§ **WHAT TO DO**:
In the records that follow, locate every line with "chuyện" and extract it.

(Saved data entries)
====================
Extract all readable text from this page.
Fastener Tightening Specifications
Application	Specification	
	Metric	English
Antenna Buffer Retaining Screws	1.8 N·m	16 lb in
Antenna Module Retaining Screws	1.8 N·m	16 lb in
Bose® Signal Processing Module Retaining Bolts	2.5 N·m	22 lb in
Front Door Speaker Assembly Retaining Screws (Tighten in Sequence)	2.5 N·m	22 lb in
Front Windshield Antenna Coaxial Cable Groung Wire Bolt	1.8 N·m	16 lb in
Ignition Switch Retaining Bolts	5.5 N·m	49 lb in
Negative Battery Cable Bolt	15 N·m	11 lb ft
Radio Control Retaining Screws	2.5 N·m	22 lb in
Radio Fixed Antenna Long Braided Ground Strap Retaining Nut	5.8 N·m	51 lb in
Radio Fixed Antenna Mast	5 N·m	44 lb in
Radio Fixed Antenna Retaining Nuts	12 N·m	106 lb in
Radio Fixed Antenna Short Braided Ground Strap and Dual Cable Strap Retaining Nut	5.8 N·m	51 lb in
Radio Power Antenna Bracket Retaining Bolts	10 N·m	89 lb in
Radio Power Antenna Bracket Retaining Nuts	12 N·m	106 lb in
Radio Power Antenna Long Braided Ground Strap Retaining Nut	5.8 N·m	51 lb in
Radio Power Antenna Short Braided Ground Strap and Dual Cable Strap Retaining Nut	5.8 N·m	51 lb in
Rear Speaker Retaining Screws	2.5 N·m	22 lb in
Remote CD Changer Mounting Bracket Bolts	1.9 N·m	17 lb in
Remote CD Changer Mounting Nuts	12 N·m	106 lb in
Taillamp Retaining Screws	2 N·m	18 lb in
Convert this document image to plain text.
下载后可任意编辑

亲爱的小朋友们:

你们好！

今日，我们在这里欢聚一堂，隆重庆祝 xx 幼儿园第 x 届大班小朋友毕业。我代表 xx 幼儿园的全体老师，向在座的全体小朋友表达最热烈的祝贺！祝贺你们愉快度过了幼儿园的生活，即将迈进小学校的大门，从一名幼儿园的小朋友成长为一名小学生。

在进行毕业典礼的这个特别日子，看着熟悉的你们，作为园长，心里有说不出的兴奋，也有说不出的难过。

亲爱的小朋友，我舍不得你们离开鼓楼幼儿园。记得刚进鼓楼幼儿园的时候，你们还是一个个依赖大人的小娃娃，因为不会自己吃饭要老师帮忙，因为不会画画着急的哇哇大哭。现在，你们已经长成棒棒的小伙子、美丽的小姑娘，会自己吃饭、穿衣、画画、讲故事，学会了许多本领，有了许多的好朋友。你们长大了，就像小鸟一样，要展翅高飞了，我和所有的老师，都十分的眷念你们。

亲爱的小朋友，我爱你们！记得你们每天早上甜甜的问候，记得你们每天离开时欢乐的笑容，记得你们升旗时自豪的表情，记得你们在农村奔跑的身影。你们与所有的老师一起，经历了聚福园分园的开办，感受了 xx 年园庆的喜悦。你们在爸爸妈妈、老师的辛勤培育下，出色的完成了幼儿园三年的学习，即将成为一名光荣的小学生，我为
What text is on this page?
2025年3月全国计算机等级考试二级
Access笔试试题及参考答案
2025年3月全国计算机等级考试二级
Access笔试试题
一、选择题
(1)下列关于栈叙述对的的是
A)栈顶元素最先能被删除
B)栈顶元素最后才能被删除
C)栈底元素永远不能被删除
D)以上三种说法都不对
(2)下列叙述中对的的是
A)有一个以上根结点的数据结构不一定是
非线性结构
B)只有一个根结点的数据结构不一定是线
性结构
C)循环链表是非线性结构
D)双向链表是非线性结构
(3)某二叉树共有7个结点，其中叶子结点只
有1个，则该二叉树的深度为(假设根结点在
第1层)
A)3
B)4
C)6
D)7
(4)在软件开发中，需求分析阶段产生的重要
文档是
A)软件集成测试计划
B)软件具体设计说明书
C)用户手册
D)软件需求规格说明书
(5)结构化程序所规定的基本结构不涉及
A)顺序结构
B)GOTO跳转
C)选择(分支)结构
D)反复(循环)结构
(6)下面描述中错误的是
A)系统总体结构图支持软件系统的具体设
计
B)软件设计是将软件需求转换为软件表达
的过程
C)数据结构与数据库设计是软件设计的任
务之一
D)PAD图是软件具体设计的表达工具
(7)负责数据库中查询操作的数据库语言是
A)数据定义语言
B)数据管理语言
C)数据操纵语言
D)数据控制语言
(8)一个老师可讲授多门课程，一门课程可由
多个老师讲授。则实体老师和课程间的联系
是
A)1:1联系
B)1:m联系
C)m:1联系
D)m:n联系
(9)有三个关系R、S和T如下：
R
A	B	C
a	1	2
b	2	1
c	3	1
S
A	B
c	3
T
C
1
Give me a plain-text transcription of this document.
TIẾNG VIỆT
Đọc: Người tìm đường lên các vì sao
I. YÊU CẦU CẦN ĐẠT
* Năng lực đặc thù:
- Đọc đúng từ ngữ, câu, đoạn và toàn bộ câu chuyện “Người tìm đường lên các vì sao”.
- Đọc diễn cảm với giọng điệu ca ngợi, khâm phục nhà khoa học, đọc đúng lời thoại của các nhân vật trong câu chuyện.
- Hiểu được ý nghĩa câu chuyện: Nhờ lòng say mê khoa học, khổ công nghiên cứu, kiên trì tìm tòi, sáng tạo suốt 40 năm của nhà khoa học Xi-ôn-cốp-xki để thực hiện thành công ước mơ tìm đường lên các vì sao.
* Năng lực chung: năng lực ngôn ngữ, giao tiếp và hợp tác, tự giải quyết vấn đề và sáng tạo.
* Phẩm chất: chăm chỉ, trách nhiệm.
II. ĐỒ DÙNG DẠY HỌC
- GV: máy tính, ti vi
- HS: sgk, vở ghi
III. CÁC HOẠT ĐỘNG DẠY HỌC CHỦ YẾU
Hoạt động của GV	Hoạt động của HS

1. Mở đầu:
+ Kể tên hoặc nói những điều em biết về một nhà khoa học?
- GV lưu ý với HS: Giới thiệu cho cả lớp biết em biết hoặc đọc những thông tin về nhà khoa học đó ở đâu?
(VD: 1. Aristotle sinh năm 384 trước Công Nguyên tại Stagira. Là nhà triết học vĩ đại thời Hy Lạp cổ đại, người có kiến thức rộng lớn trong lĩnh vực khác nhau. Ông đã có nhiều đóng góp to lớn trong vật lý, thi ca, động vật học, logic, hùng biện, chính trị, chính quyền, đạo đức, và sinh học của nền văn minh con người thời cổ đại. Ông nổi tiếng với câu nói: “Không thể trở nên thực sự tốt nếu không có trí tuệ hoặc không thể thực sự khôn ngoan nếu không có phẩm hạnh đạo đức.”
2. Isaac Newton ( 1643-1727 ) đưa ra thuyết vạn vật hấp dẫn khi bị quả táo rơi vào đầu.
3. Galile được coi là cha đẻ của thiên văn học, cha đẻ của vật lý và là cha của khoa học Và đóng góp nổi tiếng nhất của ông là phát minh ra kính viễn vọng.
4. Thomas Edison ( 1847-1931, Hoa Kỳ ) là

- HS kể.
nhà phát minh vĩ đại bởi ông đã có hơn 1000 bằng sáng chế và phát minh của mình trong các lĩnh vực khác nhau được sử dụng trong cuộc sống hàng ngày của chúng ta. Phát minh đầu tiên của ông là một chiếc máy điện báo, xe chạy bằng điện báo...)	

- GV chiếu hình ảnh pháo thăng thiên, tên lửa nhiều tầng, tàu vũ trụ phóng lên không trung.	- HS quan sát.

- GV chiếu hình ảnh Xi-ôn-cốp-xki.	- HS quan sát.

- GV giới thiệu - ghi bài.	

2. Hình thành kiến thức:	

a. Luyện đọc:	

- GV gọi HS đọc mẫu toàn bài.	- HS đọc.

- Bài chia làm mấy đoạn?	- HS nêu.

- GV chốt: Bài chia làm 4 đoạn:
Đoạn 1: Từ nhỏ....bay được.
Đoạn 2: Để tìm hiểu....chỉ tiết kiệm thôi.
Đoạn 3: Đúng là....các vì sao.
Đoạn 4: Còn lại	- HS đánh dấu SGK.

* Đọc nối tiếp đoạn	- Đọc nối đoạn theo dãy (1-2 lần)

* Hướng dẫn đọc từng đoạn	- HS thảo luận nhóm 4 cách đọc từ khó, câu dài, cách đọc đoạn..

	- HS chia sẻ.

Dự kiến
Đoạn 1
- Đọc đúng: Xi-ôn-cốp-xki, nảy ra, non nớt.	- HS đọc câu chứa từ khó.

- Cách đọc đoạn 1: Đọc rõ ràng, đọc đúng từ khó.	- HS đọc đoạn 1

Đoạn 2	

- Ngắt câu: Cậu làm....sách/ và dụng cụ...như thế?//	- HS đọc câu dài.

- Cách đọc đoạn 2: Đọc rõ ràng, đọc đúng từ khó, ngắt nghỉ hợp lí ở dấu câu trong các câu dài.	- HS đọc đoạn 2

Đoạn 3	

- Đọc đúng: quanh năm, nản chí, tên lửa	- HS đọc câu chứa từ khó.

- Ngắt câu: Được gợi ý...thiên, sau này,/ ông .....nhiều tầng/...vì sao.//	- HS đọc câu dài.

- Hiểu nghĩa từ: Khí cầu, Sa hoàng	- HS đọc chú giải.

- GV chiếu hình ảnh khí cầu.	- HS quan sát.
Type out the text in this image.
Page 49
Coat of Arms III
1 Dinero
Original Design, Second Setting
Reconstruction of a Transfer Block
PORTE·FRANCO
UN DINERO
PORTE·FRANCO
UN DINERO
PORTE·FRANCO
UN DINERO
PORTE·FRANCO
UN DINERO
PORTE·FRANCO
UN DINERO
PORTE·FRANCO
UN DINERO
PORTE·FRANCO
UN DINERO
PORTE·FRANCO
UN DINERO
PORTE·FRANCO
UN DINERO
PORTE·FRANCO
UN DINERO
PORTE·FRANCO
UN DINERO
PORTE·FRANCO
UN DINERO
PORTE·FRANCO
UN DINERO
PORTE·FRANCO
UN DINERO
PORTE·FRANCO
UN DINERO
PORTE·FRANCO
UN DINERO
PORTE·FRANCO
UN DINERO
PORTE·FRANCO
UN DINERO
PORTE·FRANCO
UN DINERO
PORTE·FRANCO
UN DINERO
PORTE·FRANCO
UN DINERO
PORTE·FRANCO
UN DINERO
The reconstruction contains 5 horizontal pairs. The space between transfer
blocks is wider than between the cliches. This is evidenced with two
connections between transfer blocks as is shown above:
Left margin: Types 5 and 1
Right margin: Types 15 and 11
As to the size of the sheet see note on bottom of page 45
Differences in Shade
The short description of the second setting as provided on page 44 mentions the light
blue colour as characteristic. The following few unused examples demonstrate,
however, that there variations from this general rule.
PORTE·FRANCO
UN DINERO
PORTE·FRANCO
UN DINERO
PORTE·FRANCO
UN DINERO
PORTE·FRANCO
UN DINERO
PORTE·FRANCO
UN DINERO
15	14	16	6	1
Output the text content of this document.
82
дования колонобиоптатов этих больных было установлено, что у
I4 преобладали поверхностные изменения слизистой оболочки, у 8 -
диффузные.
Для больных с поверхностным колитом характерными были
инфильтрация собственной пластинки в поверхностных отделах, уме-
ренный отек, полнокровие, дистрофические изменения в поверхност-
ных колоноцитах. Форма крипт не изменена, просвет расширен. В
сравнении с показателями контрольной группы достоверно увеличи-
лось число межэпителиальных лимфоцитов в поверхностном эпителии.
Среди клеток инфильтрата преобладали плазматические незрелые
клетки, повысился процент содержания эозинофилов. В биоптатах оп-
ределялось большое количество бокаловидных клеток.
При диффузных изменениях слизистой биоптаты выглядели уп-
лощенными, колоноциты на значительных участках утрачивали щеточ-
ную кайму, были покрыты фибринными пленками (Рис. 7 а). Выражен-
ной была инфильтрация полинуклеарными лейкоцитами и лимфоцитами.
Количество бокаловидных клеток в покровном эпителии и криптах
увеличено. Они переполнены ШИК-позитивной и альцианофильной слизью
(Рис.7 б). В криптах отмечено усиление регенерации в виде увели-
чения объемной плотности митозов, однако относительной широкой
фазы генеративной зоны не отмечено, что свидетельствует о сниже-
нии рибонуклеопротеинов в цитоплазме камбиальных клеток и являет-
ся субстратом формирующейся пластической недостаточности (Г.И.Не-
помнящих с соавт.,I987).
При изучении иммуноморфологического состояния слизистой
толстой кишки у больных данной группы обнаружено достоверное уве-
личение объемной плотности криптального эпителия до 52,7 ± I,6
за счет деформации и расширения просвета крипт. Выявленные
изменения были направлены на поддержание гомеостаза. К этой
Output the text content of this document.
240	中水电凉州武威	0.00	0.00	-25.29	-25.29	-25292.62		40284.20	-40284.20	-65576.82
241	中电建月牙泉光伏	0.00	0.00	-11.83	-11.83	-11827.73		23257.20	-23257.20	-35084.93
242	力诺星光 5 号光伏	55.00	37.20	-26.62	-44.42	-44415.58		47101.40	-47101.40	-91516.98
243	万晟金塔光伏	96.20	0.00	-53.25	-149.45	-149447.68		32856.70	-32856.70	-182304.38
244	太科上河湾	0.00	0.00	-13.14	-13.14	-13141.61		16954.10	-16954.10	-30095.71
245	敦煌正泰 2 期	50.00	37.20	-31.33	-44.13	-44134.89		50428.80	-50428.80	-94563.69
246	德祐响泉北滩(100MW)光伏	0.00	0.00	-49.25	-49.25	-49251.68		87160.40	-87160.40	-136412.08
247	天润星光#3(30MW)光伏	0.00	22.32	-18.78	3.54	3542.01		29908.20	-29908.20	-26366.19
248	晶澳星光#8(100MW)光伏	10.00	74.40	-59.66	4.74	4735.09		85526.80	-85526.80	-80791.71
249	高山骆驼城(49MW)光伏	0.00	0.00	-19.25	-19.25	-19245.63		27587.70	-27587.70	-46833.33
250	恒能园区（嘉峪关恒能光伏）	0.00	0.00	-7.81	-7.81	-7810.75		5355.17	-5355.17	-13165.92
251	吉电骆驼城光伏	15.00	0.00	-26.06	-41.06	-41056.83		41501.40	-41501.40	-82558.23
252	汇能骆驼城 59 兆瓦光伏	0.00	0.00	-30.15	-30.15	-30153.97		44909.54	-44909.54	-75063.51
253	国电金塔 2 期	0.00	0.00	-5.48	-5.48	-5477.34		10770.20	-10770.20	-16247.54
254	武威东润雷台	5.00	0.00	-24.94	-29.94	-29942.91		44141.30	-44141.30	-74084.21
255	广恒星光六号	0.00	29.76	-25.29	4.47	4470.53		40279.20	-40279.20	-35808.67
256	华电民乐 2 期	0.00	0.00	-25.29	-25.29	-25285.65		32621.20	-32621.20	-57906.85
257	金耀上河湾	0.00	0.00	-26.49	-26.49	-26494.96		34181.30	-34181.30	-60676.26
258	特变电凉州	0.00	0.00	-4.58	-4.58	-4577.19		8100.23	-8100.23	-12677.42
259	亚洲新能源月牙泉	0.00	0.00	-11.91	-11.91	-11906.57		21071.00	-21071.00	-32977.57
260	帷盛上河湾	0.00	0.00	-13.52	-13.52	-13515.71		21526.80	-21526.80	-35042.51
====================
§ **SOLUTION**:
- Đọc đúng từ ngữ, câu, đoạn và toàn bộ câu chuyện “Người tìm đường lên các vì sao”.
- Đọc diễn cảm với giọng điệu ca ngợi, khâm phục nhà khoa học, đọc đúng lời thoại của các nhân vật trong câu chuyện.
- Hiểu được ý nghĩa câu chuyện: Nhờ lòng say mê khoa học, khổ công nghiên cứu, kiên trì tìm tòi, sáng tạo suốt 40 năm của nhà khoa học Xi-ôn-cốp-xki để thực hiện thành công ước mơ tìm đường lên các vì sao.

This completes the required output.